== Data excerpts ==
╭──
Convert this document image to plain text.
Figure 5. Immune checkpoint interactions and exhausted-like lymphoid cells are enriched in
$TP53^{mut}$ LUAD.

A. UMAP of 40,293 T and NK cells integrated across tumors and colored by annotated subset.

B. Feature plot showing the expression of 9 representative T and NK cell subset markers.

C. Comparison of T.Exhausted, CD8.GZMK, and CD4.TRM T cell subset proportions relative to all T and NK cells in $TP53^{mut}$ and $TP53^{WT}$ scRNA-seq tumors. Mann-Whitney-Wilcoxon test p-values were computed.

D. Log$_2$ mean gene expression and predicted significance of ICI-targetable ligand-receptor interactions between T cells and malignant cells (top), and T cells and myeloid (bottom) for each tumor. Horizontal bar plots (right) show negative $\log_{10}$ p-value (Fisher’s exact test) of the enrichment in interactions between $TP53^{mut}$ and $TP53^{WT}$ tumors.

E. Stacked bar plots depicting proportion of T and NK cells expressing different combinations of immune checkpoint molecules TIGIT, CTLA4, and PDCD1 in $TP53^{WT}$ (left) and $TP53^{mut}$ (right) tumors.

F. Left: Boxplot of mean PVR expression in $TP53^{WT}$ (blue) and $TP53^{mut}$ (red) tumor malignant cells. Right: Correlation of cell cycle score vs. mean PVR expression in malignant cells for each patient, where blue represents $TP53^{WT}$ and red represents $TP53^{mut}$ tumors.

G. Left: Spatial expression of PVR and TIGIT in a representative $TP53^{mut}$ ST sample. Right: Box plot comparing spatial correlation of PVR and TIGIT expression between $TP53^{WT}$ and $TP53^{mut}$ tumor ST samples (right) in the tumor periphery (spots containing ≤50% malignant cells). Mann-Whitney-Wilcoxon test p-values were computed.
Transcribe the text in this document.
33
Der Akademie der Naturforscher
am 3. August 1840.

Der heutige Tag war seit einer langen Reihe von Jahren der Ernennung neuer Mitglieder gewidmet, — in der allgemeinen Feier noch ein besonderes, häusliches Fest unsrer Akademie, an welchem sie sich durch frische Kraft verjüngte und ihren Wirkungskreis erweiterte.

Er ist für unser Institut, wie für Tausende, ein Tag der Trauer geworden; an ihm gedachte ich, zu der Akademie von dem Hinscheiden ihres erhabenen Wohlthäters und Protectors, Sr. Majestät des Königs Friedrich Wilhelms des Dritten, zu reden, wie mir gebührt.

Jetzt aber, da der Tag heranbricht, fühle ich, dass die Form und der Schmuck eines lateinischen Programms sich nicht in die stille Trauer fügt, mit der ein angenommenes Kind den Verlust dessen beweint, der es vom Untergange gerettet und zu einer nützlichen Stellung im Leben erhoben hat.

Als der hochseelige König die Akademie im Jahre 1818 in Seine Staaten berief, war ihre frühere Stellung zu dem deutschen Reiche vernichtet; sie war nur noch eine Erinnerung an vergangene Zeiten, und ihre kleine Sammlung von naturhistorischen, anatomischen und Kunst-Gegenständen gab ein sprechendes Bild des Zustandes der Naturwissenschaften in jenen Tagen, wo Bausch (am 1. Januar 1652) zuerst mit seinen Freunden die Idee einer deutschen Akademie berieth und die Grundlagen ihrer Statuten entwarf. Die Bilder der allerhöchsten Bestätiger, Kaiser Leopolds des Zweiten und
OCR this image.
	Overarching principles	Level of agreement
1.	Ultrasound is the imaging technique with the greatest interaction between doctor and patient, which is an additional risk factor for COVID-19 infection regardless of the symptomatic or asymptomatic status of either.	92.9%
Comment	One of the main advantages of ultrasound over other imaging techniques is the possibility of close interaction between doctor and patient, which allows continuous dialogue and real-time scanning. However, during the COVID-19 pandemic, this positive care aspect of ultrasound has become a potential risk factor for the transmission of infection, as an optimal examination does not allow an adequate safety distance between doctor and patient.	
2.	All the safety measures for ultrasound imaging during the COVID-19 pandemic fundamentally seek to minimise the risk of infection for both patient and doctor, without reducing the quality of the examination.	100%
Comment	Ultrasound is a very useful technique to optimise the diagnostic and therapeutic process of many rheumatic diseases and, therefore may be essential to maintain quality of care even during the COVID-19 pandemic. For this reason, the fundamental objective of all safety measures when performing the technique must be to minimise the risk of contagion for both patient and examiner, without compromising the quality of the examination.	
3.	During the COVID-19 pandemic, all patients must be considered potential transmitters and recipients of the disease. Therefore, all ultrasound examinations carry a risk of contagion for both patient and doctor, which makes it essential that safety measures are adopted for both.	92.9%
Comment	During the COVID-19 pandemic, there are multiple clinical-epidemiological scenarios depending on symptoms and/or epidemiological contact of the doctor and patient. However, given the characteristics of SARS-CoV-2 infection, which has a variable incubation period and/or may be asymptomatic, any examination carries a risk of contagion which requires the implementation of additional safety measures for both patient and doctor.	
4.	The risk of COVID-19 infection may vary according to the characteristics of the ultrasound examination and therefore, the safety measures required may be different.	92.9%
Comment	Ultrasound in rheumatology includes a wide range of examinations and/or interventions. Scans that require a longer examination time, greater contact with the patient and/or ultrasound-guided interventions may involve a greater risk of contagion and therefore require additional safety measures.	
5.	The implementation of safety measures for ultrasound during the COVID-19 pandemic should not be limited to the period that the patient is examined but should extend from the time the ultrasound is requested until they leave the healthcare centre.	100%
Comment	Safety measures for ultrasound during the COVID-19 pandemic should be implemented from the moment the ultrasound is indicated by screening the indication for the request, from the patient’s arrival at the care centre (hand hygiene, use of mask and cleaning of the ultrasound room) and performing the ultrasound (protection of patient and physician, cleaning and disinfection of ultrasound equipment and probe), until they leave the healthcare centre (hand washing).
╰──
== About this task ==
The required output is the full set of entries, reproduced verbatim.

== Result of this exercise ==
Convert this document image to plain text.
Figure 5. Immune checkpoint interactions and exhausted-like lymphoid cells are enriched in
$TP53^{mut}$ LUAD.

A. UMAP of 40,293 T and NK cells integrated across tumors and colored by annotated subset.

B. Feature plot showing the expression of 9 representative T and NK cell subset markers.

C. Comparison of T.Exhausted, CD8.GZMK, and CD4.TRM T cell subset proportions relative to all T and NK cells in $TP53^{mut}$ and $TP53^{WT}$ scRNA-seq tumors. Mann-Whitney-Wilcoxon test p-values were computed.

D. Log$_2$ mean gene expression and predicted significance of ICI-targetable ligand-receptor interactions between T cells and malignant cells (top), and T cells and myeloid (bottom) for each tumor. Horizontal bar plots (right) show negative $\log_{10}$ p-value (Fisher’s exact test) of the enrichment in interactions between $TP53^{mut}$ and $TP53^{WT}$ tumors.

E. Stacked bar plots depicting proportion of T and NK cells expressing different combinations of immune checkpoint molecules TIGIT, CTLA4, and PDCD1 in $TP53^{WT}$ (left) and $TP53^{mut}$ (right) tumors.

F. Left: Boxplot of mean PVR expression in $TP53^{WT}$ (blue) and $TP53^{mut}$ (red) tumor malignant cells. Right: Correlation of cell cycle score vs. mean PVR expression in malignant cells for each patient, where blue represents $TP53^{WT}$ and red represents $TP53^{mut}$ tumors.

G. Left: Spatial expression of PVR and TIGIT in a representative $TP53^{mut}$ ST sample. Right: Box plot comparing spatial correlation of PVR and TIGIT expression between $TP53^{WT}$ and $TP53^{mut}$ tumor ST samples (right) in the tumor periphery (spots containing ≤50% malignant cells). Mann-Whitney-Wilcoxon test p-values were computed.
Transcribe the text in this document.
33
Der Akademie der Naturforscher
am 3. August 1840.

Der heutige Tag war seit einer langen Reihe von Jahren der Ernennung neuer Mitglieder gewidmet, — in der allgemeinen Feier noch ein besonderes, häusliches Fest unsrer Akademie, an welchem sie sich durch frische Kraft verjüngte und ihren Wirkungskreis erweiterte.

Er ist für unser Institut, wie für Tausende, ein Tag der Trauer geworden; an ihm gedachte ich, zu der Akademie von dem Hinscheiden ihres erhabenen Wohlthäters und Protectors, Sr. Majestät des Königs Friedrich Wilhelms des Dritten, zu reden, wie mir gebührt.

Jetzt aber, da der Tag heranbricht, fühle ich, dass die Form und der Schmuck eines lateinischen Programms sich nicht in die stille Trauer fügt, mit der ein angenommenes Kind den Verlust dessen beweint, der es vom Untergange gerettet und zu einer nützlichen Stellung im Leben erhoben hat.

Als der hochseelige König die Akademie im Jahre 1818 in Seine Staaten berief, war ihre frühere Stellung zu dem deutschen Reiche vernichtet; sie war nur noch eine Erinnerung an vergangene Zeiten, und ihre kleine Sammlung von naturhistorischen, anatomischen und Kunst-Gegenständen gab ein sprechendes Bild des Zustandes der Naturwissenschaften in jenen Tagen, wo Bausch (am 1. Januar 1652) zuerst mit seinen Freunden die Idee einer deutschen Akademie berieth und die Grundlagen ihrer Statuten entwarf. Die Bilder der allerhöchsten Bestätiger, Kaiser Leopolds des Zweiten und
OCR this image.
	Overarching principles	Level of agreement
1.	Ultrasound is the imaging technique with the greatest interaction between doctor and patient, which is an additional risk factor for COVID-19 infection regardless of the symptomatic or asymptomatic status of either.	92.9%
Comment	One of the main advantages of ultrasound over other imaging techniques is the possibility of close interaction between doctor and patient, which allows continuous dialogue and real-time scanning. However, during the COVID-19 pandemic, this positive care aspect of ultrasound has become a potential risk factor for the transmission of infection, as an optimal examination does not allow an adequate safety distance between doctor and patient.	
2.	All the safety measures for ultrasound imaging during the COVID-19 pandemic fundamentally seek to minimise the risk of infection for both patient and doctor, without reducing the quality of the examination.	100%
Comment	Ultrasound is a very useful technique to optimise the diagnostic and therapeutic process of many rheumatic diseases and, therefore may be essential to maintain quality of care even during the COVID-19 pandemic. For this reason, the fundamental objective of all safety measures when performing the technique must be to minimise the risk of contagion for both patient and examiner, without compromising the quality of the examination.	
3.	During the COVID-19 pandemic, all patients must be considered potential transmitters and recipients of the disease. Therefore, all ultrasound examinations carry a risk of contagion for both patient and doctor, which makes it essential that safety measures are adopted for both.	92.9%
Comment	During the COVID-19 pandemic, there are multiple clinical-epidemiological scenarios depending on symptoms and/or epidemiological contact of the doctor and patient. However, given the characteristics of SARS-CoV-2 infection, which has a variable incubation period and/or may be asymptomatic, any examination carries a risk of contagion which requires the implementation of additional safety measures for both patient and doctor.	
4.	The risk of COVID-19 infection may vary according to the characteristics of the ultrasound examination and therefore, the safety measures required may be different.	92.9%
Comment	Ultrasound in rheumatology includes a wide range of examinations and/or interventions. Scans that require a longer examination time, greater contact with the patient and/or ultrasound-guided interventions may involve a greater risk of contagion and therefore require additional safety measures.	
5.	The implementation of safety measures for ultrasound during the COVID-19 pandemic should not be limited to the period that the patient is examined but should extend from the time the ultrasound is requested until they leave the healthcare centre.	100%
Comment	Safety measures for ultrasound during the COVID-19 pandemic should be implemented from the moment the ultrasound is indicated by screening the indication for the request, from the patient’s arrival at the care centre (hand hygiene, use of mask and cleaning of the ultrasound room) and performing the ultrasound (protection of patient and physician, cleaning and disinfection of ultrasound equipment and probe), until they leave the healthcare centre (hand washing).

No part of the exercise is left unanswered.